Extracted data entries
------------------------------------------------------------
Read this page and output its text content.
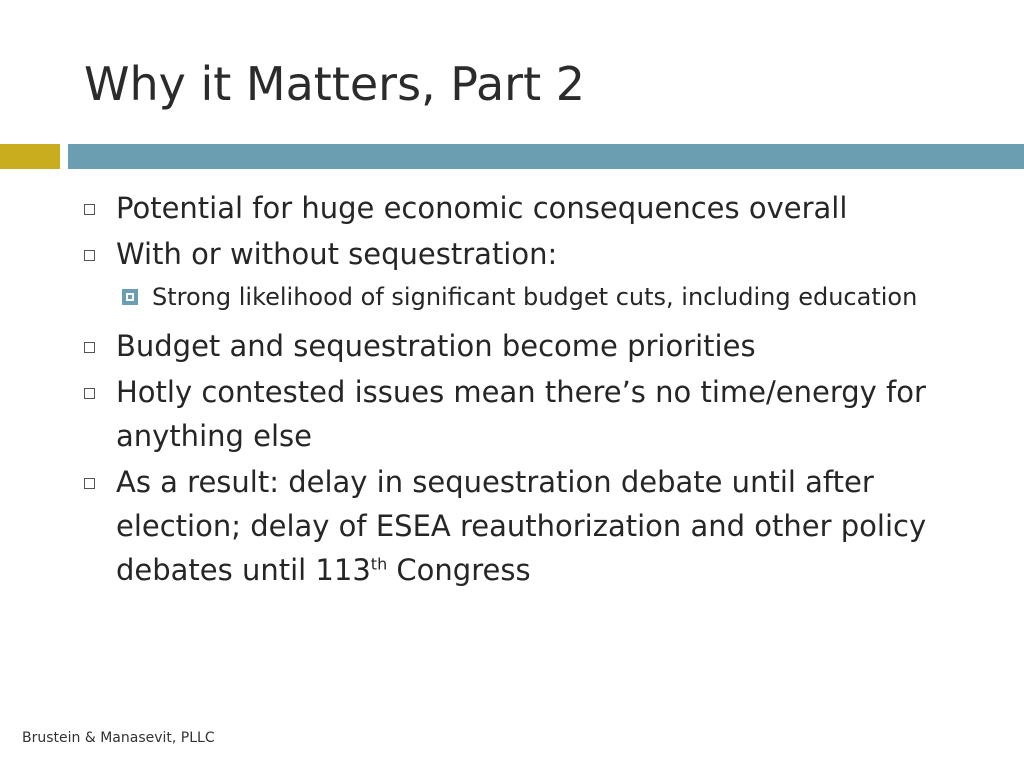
Why it Matters, Part 2
Potential for huge economic consequences overall
With or without sequestration:
Strong likelihood of significant budget cuts, including education
Budget and sequestration become priorities
Hotly contested issues mean there’s no time/energy for anything else
As a result: delay in sequestration debate until after election; delay of ESEA reauthorization and other policy debates until 113th Congress
Brustein & Manasevit, PLLC
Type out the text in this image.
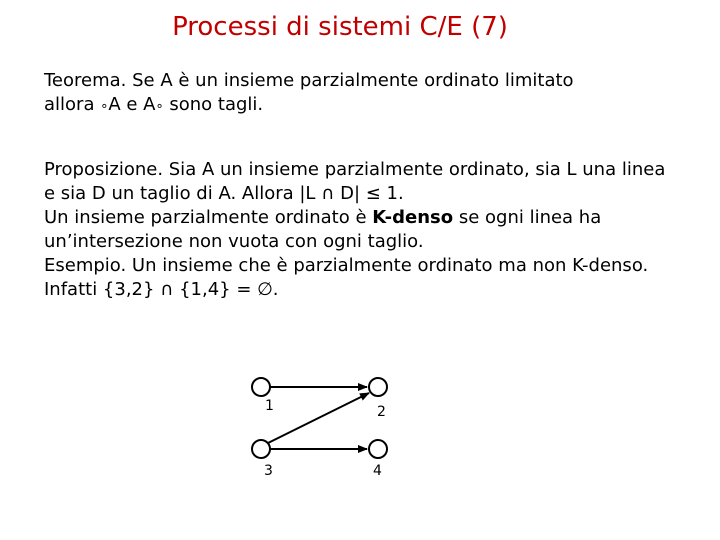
Processi di sistemi C/E (7)
Teorema. Se A è un insieme parzialmente ordinato limitato
allora ∘A e A∘ sono tagli.
Proposizione. Sia A un insieme parzialmente ordinato, sia L una linea
e sia D un taglio di A. Allora |L ∩ D| ≤ 1.
Un insieme parzialmente ordinato è K-denso se ogni linea ha
un’intersezione non vuota con ogni taglio.
Esempio. Un insieme che è parzialmente ordinato ma non K-denso.
Infatti {3,2} ∩ {1,4} = ∅.
1	2
3	4
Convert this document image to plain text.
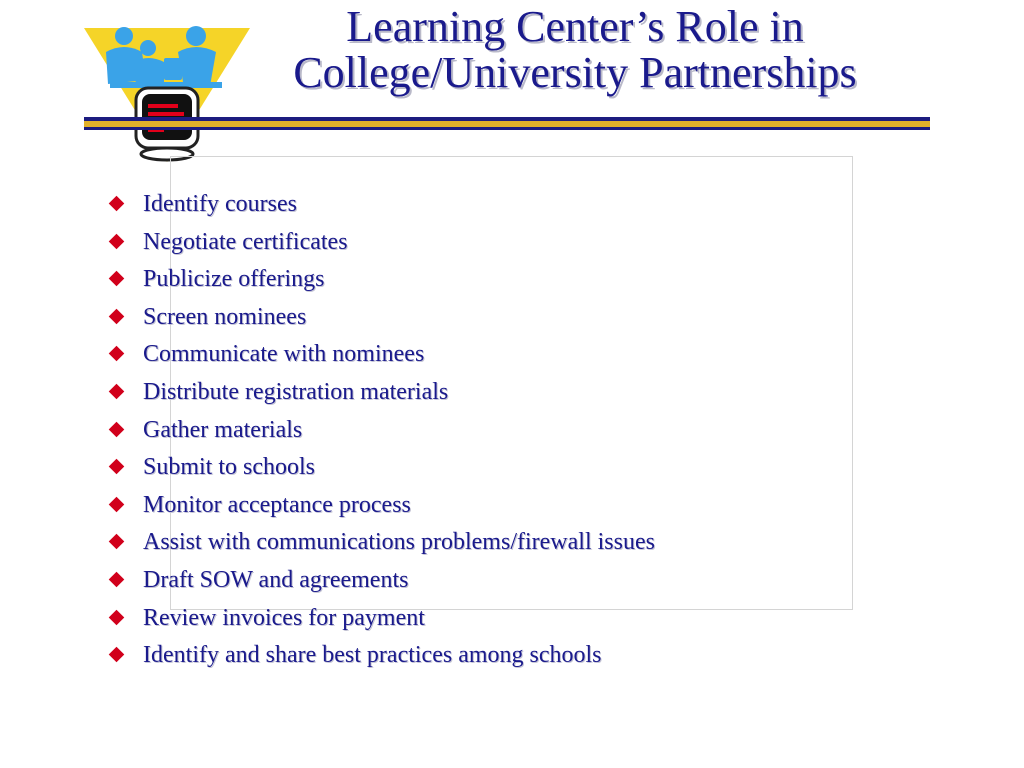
Learning Center’s Role in
College/University Partnerships
Identify courses
Negotiate certificates
Publicize offerings
Screen nominees
Communicate with nominees
Distribute registration materials
Gather materials
Submit to schools
Monitor acceptance process
Assist with communications problems/firewall issues
Draft SOW and agreements
Review invoices for payment
Identify and share best practices among schools
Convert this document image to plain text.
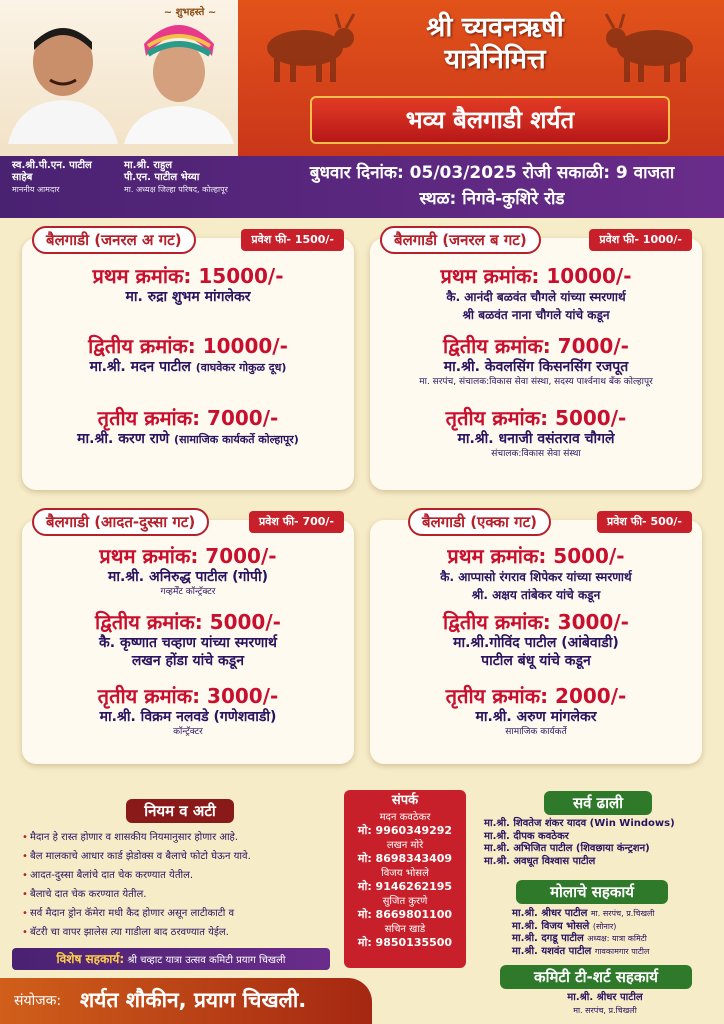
~ शुभहस्ते ~	श्री च्यवनऋषी
यात्रेनिमित्त
भव्य बैलगाडी शर्यत
स्व.श्री.पी.एन. पाटील
साहेब
माननीय आमदार
मा.श्री. राहुल
पी.एन. पाटील भेय्या
मा. अध्यक्ष जिल्हा परिषद, कोल्हापूर
बुधवार दिनांक: 05/03/2025 रोजी सकाळी: 9 वाजता
स्थळ: निगवे-कुशिरे रोड
बैलगाडी (जनरल अ गट)	प्रवेश फी- 1500/-
प्रथम क्रमांक: 15000/-
मा. रुद्रा शुभम मांगलेकर
द्वितीय क्रमांक: 10000/-
मा.श्री. मदन पाटील (वाघवेकर गोकुळ दूध)
तृतीय क्रमांक: 7000/-
मा.श्री. करण राणे (सामाजिक कार्यकर्ते कोल्हापूर)
बैलगाडी (जनरल ब गट)	प्रवेश फी- 1000/-
प्रथम क्रमांक: 10000/-
कै. आनंदी बळवंत चौगले यांच्या स्मरणार्थ
श्री बळवंत नाना चौगले यांचे कडून
द्वितीय क्रमांक: 7000/-
मा.श्री. केवलसिंग किसनसिंग रजपूत
मा. सरपंच, संचालक:विकास सेवा संस्था, सदस्य पार्श्वनाथ बँक कोल्हापूर
तृतीय क्रमांक: 5000/-
मा.श्री. धनाजी वसंतराव चौगले
संचालक:विकास सेवा संस्था
बैलगाडी (आदत-दुस्सा गट)	प्रवेश फी- 700/-
प्रथम क्रमांक: 7000/-
मा.श्री. अनिरुद्ध पाटील (गोपी)
गव्हर्मेंट कॉन्ट्रॅक्टर
द्वितीय क्रमांक: 5000/-
कै. कृष्णात चव्हाण यांच्या स्मरणार्थ
लखन होंडा यांचे कडून
तृतीय क्रमांक: 3000/-
मा.श्री. विक्रम नलवडे (गणेशवाडी)
कॉन्ट्रॅक्टर
बैलगाडी (एक्का गट)	प्रवेश फी- 500/-
प्रथम क्रमांक: 5000/-
कै. आप्पासो रंगराव शिपेकर यांच्या स्मरणार्थ
श्री. अक्षय तांबेकर यांचे कडून
द्वितीय क्रमांक: 3000/-
मा.श्री.गोविंद पाटील (आंबेवाडी)
पाटील बंधू यांचे कडून
तृतीय क्रमांक: 2000/-
मा.श्री. अरुण मांगलेकर
सामाजिक कार्यकर्ते
नियम व अटी
• मैदान हे रास्त होणार व शासकीय नियमानुसार होणार आहे.
• बैल मालकाचे आधार कार्ड झेडोक्स व बैलाचे फोटो घेऊन यावे.
• आदत-दुस्सा बैलांचे दात चेक करण्यात येतील.
• बैलाचे दात चेक करण्यात येतील.
• सर्व मैदान ड्रोन कॅमेरा मधी कैद होणार असून लाटीकाटी व
• बॅटरी चा वापर झालेस त्या गाडीला बाद ठरवण्यात येईल.
विशेष सहकार्य: श्री चव्हाट यात्रा उत्सव कमिटी प्रयाग चिखली
संयोजक: शर्यत शौकीन, प्रयाग चिखली.
संपर्क
मदन कवठेकर
मो: 9960349292
लखन मोरे
मो: 8698343409
विजय भोसले
मो: 9146262195
सुजित कुरणे
मो: 8669801100
सचिन खाडे
मो: 9850135500
सर्व ढाली
मा.श्री. शिवतेज शंकर यादव (Win Windows)
मा.श्री. दीपक कवठेकर
मा.श्री. अभिजित पाटील (शिवछाया कंन्ट्रशन)
मा.श्री. अवधूत विश्वास पाटील
मोलाचे सहकार्य
मा.श्री. श्रीधर पाटील मा. सरपंच, प्र.चिखली
मा.श्री. विजय भोसले (सोनार)
मा.श्री. दगडू पाटील अध्यक्ष: यात्रा कमिटी
मा.श्री. यशवंत पाटील गावकामगार पाटील
कमिटी टी-शर्ट सहकार्य
मा.श्री. श्रीधर पाटील
मा. सरपंच, प्र.चिखली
------------------------------------------------------------
### Task to carry out
Show all lines in the entries above where the string "insieme" appears.

### Solution
Teorema. Se A è un insieme parzialmente ordinato limitato
Proposizione. Sia A un insieme parzialmente ordinato, sia L una linea
Un insieme parzialmente ordinato è K-denso se ogni linea ha
Esempio. Un insieme che è parzialmente ordinato ma non K-denso.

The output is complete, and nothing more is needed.